--- START OF Excerpted records ---

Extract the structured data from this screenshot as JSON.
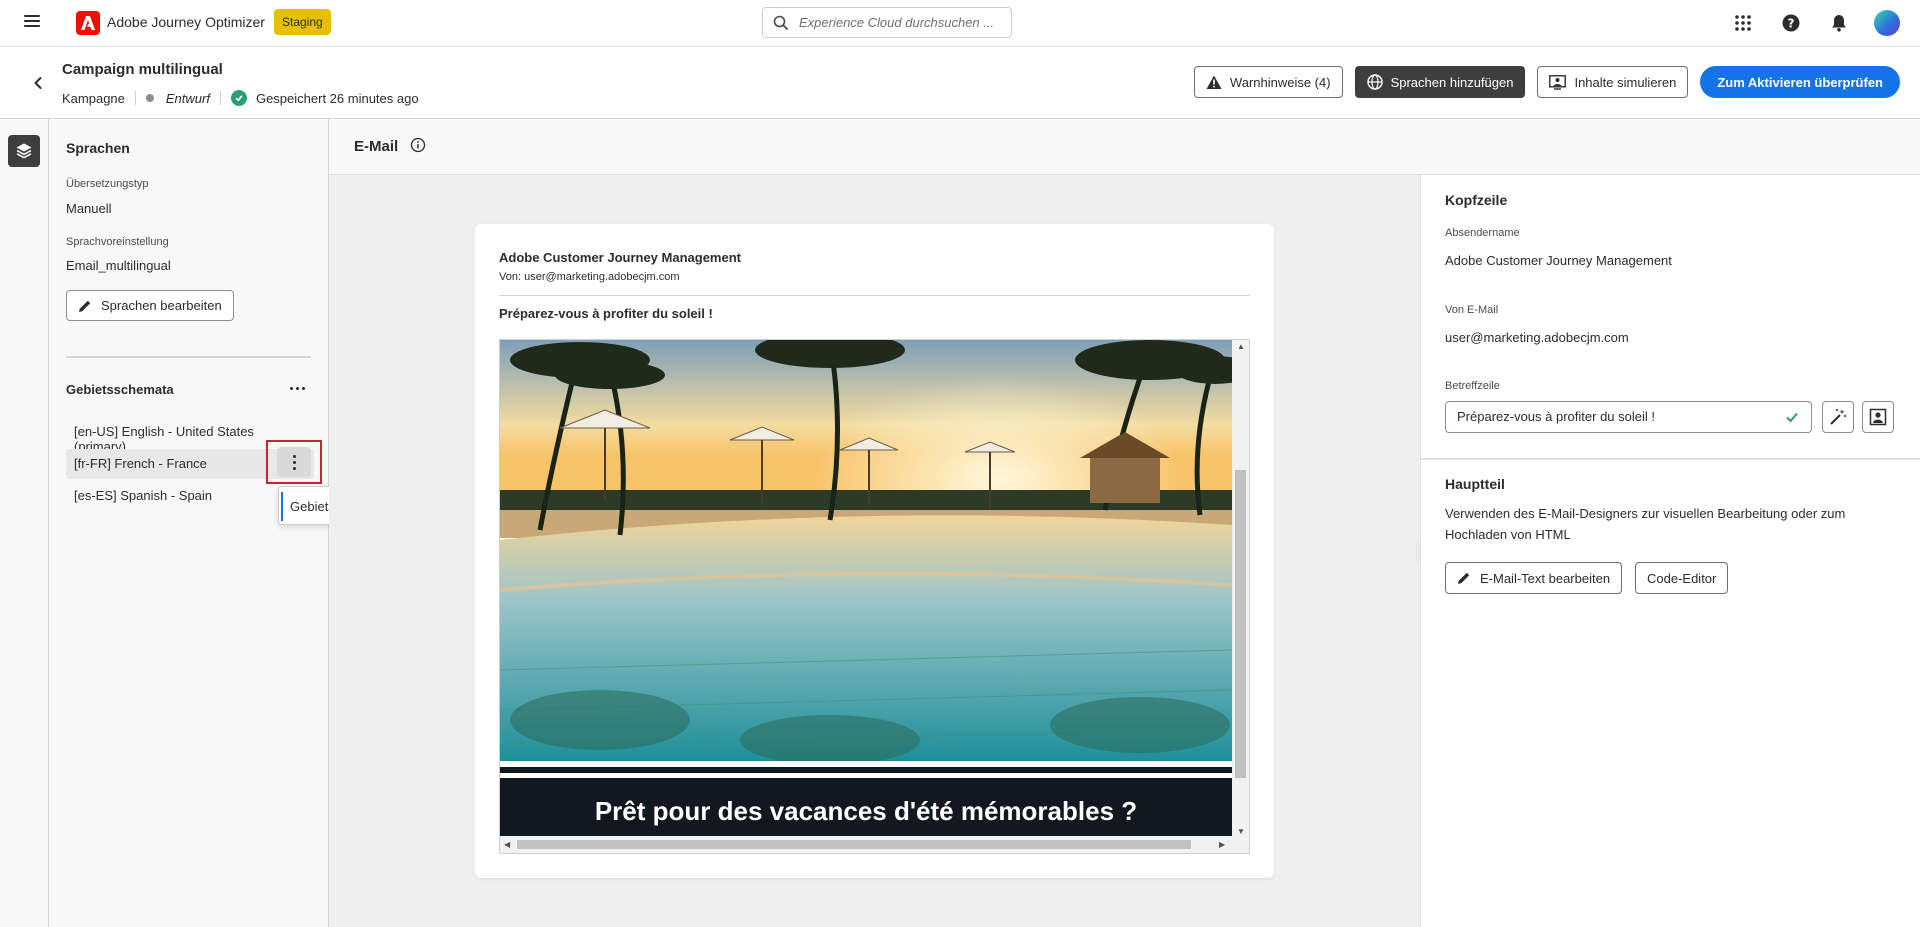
{
  "topbar": {
    "app_name": "Adobe Journey Optimizer",
    "env_badge": "Staging",
    "search_placeholder": "Experience Cloud durchsuchen ...",
    "icons": [
      "apps-grid-icon",
      "help-icon",
      "bell-icon",
      "avatar"
    ]
  },
  "campaign": {
    "title": "Campaign multilingual",
    "type": "Kampagne",
    "status": "Entwurf",
    "saved": "Gespeichert 26 minutes ago",
    "actions": {
      "warnings": "Warnhinweise (4)",
      "add_languages": "Sprachen hinzufügen",
      "simulate": "Inhalte simulieren",
      "review": "Zum Aktivieren überprüfen"
    }
  },
  "languages_panel": {
    "title": "Sprachen",
    "translation_type_label": "Übersetzungstyp",
    "translation_type_value": "Manuell",
    "language_setting_label": "Sprachvoreinstellung",
    "language_setting_value": "Email_multilingual",
    "edit_button": "Sprachen bearbeiten",
    "locales_title": "Gebietsschemata",
    "locales": [
      "[en-US] English - United States (primary)",
      "[fr-FR] French - France",
      "[es-ES] Spanish - Spain"
    ],
    "popover_item": "Gebietssche..."
  },
  "email": {
    "section_title": "E-Mail",
    "preview": {
      "sender": "Adobe Customer Journey Management",
      "from": "Von: user@marketing.adobecjm.com",
      "subject": "Préparez-vous à profiter du soleil !",
      "banner_title": "Prêt pour des vacances d'été mémorables ?"
    }
  },
  "header_panel": {
    "title": "Kopfzeile",
    "sender_name_label": "Absendername",
    "sender_name_value": "Adobe Customer Journey Management",
    "from_email_label": "Von E-Mail",
    "from_email_value": "user@marketing.adobecjm.com",
    "subject_label": "Betreffzeile",
    "subject_value": "Préparez-vous à profiter du soleil !"
  },
  "body_panel": {
    "title": "Hauptteil",
    "description": "Verwenden des E-Mail-Designers zur visuellen Bearbeitung oder zum Hochladen von HTML",
    "edit_button": "E-Mail-Text bearbeiten",
    "code_button": "Code-Editor"
  },
  "colors": {
    "accent": "#1473e6",
    "brand": "#eb1000",
    "badge": "#e6c000",
    "success": "#2d9d78",
    "highlight_border": "#c9252c"
  }
}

--- END OF Excerpted records ---

§ **Aim of the task**
Quote the records above in full, dropping each picture.

§ **Task result**
Extract the structured data from this screenshot as JSON.
{
  "topbar": {
    "app_name": "Adobe Journey Optimizer",
    "env_badge": "Staging",
    "search_placeholder": "Experience Cloud durchsuchen ...",
    "icons": [
      "apps-grid-icon",
      "help-icon",
      "bell-icon",
      "avatar"
    ]
  },
  "campaign": {
    "title": "Campaign multilingual",
    "type": "Kampagne",
    "status": "Entwurf",
    "saved": "Gespeichert 26 minutes ago",
    "actions": {
      "warnings": "Warnhinweise (4)",
      "add_languages": "Sprachen hinzufügen",
      "simulate": "Inhalte simulieren",
      "review": "Zum Aktivieren überprüfen"
    }
  },
  "languages_panel": {
    "title": "Sprachen",
    "translation_type_label": "Übersetzungstyp",
    "translation_type_value": "Manuell",
    "language_setting_label": "Sprachvoreinstellung",
    "language_setting_value": "Email_multilingual",
    "edit_button": "Sprachen bearbeiten",
    "locales_title": "Gebietsschemata",
    "locales": [
      "[en-US] English - United States (primary)",
      "[fr-FR] French - France",
      "[es-ES] Spanish - Spain"
    ],
    "popover_item": "Gebietssche..."
  },
  "email": {
    "section_title": "E-Mail",
    "preview": {
      "sender": "Adobe Customer Journey Management",
      "from": "Von: user@marketing.adobecjm.com",
      "subject": "Préparez-vous à profiter du soleil !",
      "banner_title": "Prêt pour des vacances d'été mémorables ?"
    }
  },
  "header_panel": {
    "title": "Kopfzeile",
    "sender_name_label": "Absendername",
    "sender_name_value": "Adobe Customer Journey Management",
    "from_email_label": "Von E-Mail",
    "from_email_value": "user@marketing.adobecjm.com",
    "subject_label": "Betreffzeile",
    "subject_value": "Préparez-vous à profiter du soleil !"
  },
  "body_panel": {
    "title": "Hauptteil",
    "description": "Verwenden des E-Mail-Designers zur visuellen Bearbeitung oder zum Hochladen von HTML",
    "edit_button": "E-Mail-Text bearbeiten",
    "code_button": "Code-Editor"
  },
  "colors": {
    "accent": "#1473e6",
    "brand": "#eb1000",
    "badge": "#e6c000",
    "success": "#2d9d78",
    "highlight_border": "#c9252c"
  }
}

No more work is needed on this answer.